>> START DATA SHOWN

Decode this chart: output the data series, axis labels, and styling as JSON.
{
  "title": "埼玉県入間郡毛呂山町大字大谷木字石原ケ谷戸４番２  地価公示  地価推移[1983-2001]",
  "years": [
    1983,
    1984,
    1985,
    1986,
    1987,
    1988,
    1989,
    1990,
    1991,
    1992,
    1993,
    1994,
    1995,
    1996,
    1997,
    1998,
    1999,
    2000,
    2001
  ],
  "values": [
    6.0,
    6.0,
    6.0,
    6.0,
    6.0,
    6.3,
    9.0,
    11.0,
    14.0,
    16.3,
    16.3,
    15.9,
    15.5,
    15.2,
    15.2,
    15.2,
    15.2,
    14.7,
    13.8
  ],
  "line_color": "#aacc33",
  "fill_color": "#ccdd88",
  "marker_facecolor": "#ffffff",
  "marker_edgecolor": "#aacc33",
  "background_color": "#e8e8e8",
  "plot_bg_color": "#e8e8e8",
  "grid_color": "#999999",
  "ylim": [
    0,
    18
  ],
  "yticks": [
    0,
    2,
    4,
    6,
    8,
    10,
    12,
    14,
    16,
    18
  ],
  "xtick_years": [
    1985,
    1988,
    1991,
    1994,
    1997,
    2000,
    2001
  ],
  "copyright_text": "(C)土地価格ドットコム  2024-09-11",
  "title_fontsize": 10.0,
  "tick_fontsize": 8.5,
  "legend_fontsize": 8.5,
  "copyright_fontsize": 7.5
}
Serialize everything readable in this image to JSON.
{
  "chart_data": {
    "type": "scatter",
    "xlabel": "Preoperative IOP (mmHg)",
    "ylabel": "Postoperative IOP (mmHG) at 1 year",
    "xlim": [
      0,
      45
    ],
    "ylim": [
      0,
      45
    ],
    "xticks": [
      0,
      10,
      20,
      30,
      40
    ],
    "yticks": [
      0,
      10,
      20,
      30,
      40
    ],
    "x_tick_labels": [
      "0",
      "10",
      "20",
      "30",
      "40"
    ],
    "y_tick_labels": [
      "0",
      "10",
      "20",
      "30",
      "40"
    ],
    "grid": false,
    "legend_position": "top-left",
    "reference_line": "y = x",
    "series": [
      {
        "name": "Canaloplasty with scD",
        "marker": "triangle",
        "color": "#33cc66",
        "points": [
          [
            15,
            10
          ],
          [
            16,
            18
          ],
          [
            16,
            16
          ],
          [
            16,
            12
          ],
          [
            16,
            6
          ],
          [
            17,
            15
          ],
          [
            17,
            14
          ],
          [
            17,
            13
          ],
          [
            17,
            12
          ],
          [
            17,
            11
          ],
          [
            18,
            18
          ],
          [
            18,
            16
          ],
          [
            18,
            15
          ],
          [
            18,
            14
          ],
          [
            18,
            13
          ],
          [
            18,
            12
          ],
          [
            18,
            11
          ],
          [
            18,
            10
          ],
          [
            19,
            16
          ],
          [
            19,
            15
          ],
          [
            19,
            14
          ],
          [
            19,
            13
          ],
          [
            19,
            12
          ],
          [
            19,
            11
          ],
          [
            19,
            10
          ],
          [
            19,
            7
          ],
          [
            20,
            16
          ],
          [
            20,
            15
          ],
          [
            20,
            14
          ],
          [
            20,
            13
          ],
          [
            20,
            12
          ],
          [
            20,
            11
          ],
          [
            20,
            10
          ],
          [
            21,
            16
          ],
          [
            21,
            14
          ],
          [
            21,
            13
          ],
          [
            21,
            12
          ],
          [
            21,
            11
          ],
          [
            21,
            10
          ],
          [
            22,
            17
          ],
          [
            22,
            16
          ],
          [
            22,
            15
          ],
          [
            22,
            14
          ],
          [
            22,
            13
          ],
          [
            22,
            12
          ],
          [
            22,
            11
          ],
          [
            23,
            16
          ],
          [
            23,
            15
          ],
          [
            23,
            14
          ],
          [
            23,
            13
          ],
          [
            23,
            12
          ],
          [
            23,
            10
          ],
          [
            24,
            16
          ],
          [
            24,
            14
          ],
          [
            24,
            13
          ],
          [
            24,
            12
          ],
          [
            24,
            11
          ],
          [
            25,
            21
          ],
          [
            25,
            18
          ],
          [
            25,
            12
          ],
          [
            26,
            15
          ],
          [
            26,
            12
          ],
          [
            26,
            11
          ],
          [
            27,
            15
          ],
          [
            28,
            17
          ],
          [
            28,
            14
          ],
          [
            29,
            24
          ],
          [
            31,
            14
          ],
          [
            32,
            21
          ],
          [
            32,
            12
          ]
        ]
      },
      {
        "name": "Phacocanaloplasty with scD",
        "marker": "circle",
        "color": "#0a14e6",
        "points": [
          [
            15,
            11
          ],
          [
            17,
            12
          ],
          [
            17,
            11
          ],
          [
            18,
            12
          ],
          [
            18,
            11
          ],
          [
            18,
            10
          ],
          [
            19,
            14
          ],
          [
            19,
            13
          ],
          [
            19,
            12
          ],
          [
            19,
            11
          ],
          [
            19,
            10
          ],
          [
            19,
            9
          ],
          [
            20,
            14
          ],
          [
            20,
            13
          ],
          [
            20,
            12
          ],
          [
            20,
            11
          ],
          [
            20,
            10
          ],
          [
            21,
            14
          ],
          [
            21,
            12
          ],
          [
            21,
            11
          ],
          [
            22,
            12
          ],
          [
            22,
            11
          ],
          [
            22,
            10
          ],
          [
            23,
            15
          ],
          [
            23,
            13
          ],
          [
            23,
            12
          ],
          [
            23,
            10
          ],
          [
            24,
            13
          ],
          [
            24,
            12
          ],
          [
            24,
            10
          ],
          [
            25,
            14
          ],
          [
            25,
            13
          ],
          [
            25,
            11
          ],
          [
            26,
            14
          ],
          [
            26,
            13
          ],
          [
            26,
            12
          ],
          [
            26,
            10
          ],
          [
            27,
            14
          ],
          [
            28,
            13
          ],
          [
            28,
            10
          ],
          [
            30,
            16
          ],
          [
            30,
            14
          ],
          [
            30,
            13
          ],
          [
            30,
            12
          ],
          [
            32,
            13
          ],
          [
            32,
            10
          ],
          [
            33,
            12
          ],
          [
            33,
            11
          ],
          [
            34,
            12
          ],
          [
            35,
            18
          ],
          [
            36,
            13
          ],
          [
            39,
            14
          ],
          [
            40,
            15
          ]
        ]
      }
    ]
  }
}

>> END DATA SHOWN

- **WHAT THE TASK ASKS**: Your task is to retype all of the records exactly.

- **FULL OUTPUT**:
Decode this chart: output the data series, axis labels, and styling as JSON.
{
  "title": "埼玉県入間郡毛呂山町大字大谷木字石原ケ谷戸４番２  地価公示  地価推移[1983-2001]",
  "years": [
    1983,
    1984,
    1985,
    1986,
    1987,
    1988,
    1989,
    1990,
    1991,
    1992,
    1993,
    1994,
    1995,
    1996,
    1997,
    1998,
    1999,
    2000,
    2001
  ],
  "values": [
    6.0,
    6.0,
    6.0,
    6.0,
    6.0,
    6.3,
    9.0,
    11.0,
    14.0,
    16.3,
    16.3,
    15.9,
    15.5,
    15.2,
    15.2,
    15.2,
    15.2,
    14.7,
    13.8
  ],
  "line_color": "#aacc33",
  "fill_color": "#ccdd88",
  "marker_facecolor": "#ffffff",
  "marker_edgecolor": "#aacc33",
  "background_color": "#e8e8e8",
  "plot_bg_color": "#e8e8e8",
  "grid_color": "#999999",
  "ylim": [
    0,
    18
  ],
  "yticks": [
    0,
    2,
    4,
    6,
    8,
    10,
    12,
    14,
    16,
    18
  ],
  "xtick_years": [
    1985,
    1988,
    1991,
    1994,
    1997,
    2000,
    2001
  ],
  "copyright_text": "(C)土地価格ドットコム  2024-09-11",
  "title_fontsize": 10.0,
  "tick_fontsize": 8.5,
  "legend_fontsize": 8.5,
  "copyright_fontsize": 7.5
}
Serialize everything readable in this image to JSON.
{
  "chart_data": {
    "type": "scatter",
    "xlabel": "Preoperative IOP (mmHg)",
    "ylabel": "Postoperative IOP (mmHG) at 1 year",
    "xlim": [
      0,
      45
    ],
    "ylim": [
      0,
      45
    ],
    "xticks": [
      0,
      10,
      20,
      30,
      40
    ],
    "yticks": [
      0,
      10,
      20,
      30,
      40
    ],
    "x_tick_labels": [
      "0",
      "10",
      "20",
      "30",
      "40"
    ],
    "y_tick_labels": [
      "0",
      "10",
      "20",
      "30",
      "40"
    ],
    "grid": false,
    "legend_position": "top-left",
    "reference_line": "y = x",
    "series": [
      {
        "name": "Canaloplasty with scD",
        "marker": "triangle",
        "color": "#33cc66",
        "points": [
          [
            15,
            10
          ],
          [
            16,
            18
          ],
          [
            16,
            16
          ],
          [
            16,
            12
          ],
          [
            16,
            6
          ],
          [
            17,
            15
          ],
          [
            17,
            14
          ],
          [
            17,
            13
          ],
          [
            17,
            12
          ],
          [
            17,
            11
          ],
          [
            18,
            18
          ],
          [
            18,
            16
          ],
          [
            18,
            15
          ],
          [
            18,
            14
          ],
          [
            18,
            13
          ],
          [
            18,
            12
          ],
          [
            18,
            11
          ],
          [
            18,
            10
          ],
          [
            19,
            16
          ],
          [
            19,
            15
          ],
          [
            19,
            14
          ],
          [
            19,
            13
          ],
          [
            19,
            12
          ],
          [
            19,
            11
          ],
          [
            19,
            10
          ],
          [
            19,
            7
          ],
          [
            20,
            16
          ],
          [
            20,
            15
          ],
          [
            20,
            14
          ],
          [
            20,
            13
          ],
          [
            20,
            12
          ],
          [
            20,
            11
          ],
          [
            20,
            10
          ],
          [
            21,
            16
          ],
          [
            21,
            14
          ],
          [
            21,
            13
          ],
          [
            21,
            12
          ],
          [
            21,
            11
          ],
          [
            21,
            10
          ],
          [
            22,
            17
          ],
          [
            22,
            16
          ],
          [
            22,
            15
          ],
          [
            22,
            14
          ],
          [
            22,
            13
          ],
          [
            22,
            12
          ],
          [
            22,
            11
          ],
          [
            23,
            16
          ],
          [
            23,
            15
          ],
          [
            23,
            14
          ],
          [
            23,
            13
          ],
          [
            23,
            12
          ],
          [
            23,
            10
          ],
          [
            24,
            16
          ],
          [
            24,
            14
          ],
          [
            24,
            13
          ],
          [
            24,
            12
          ],
          [
            24,
            11
          ],
          [
            25,
            21
          ],
          [
            25,
            18
          ],
          [
            25,
            12
          ],
          [
            26,
            15
          ],
          [
            26,
            12
          ],
          [
            26,
            11
          ],
          [
            27,
            15
          ],
          [
            28,
            17
          ],
          [
            28,
            14
          ],
          [
            29,
            24
          ],
          [
            31,
            14
          ],
          [
            32,
            21
          ],
          [
            32,
            12
          ]
        ]
      },
      {
        "name": "Phacocanaloplasty with scD",
        "marker": "circle",
        "color": "#0a14e6",
        "points": [
          [
            15,
            11
          ],
          [
            17,
            12
          ],
          [
            17,
            11
          ],
          [
            18,
            12
          ],
          [
            18,
            11
          ],
          [
            18,
            10
          ],
          [
            19,
            14
          ],
          [
            19,
            13
          ],
          [
            19,
            12
          ],
          [
            19,
            11
          ],
          [
            19,
            10
          ],
          [
            19,
            9
          ],
          [
            20,
            14
          ],
          [
            20,
            13
          ],
          [
            20,
            12
          ],
          [
            20,
            11
          ],
          [
            20,
            10
          ],
          [
            21,
            14
          ],
          [
            21,
            12
          ],
          [
            21,
            11
          ],
          [
            22,
            12
          ],
          [
            22,
            11
          ],
          [
            22,
            10
          ],
          [
            23,
            15
          ],
          [
            23,
            13
          ],
          [
            23,
            12
          ],
          [
            23,
            10
          ],
          [
            24,
            13
          ],
          [
            24,
            12
          ],
          [
            24,
            10
          ],
          [
            25,
            14
          ],
          [
            25,
            13
          ],
          [
            25,
            11
          ],
          [
            26,
            14
          ],
          [
            26,
            13
          ],
          [
            26,
            12
          ],
          [
            26,
            10
          ],
          [
            27,
            14
          ],
          [
            28,
            13
          ],
          [
            28,
            10
          ],
          [
            30,
            16
          ],
          [
            30,
            14
          ],
          [
            30,
            13
          ],
          [
            30,
            12
          ],
          [
            32,
            13
          ],
          [
            32,
            10
          ],
          [
            33,
            12
          ],
          [
            33,
            11
          ],
          [
            34,
            12
          ],
          [
            35,
            18
          ],
          [
            36,
            13
          ],
          [
            39,
            14
          ],
          [
            40,
            15
          ]
        ]
      }
    ]
  }
}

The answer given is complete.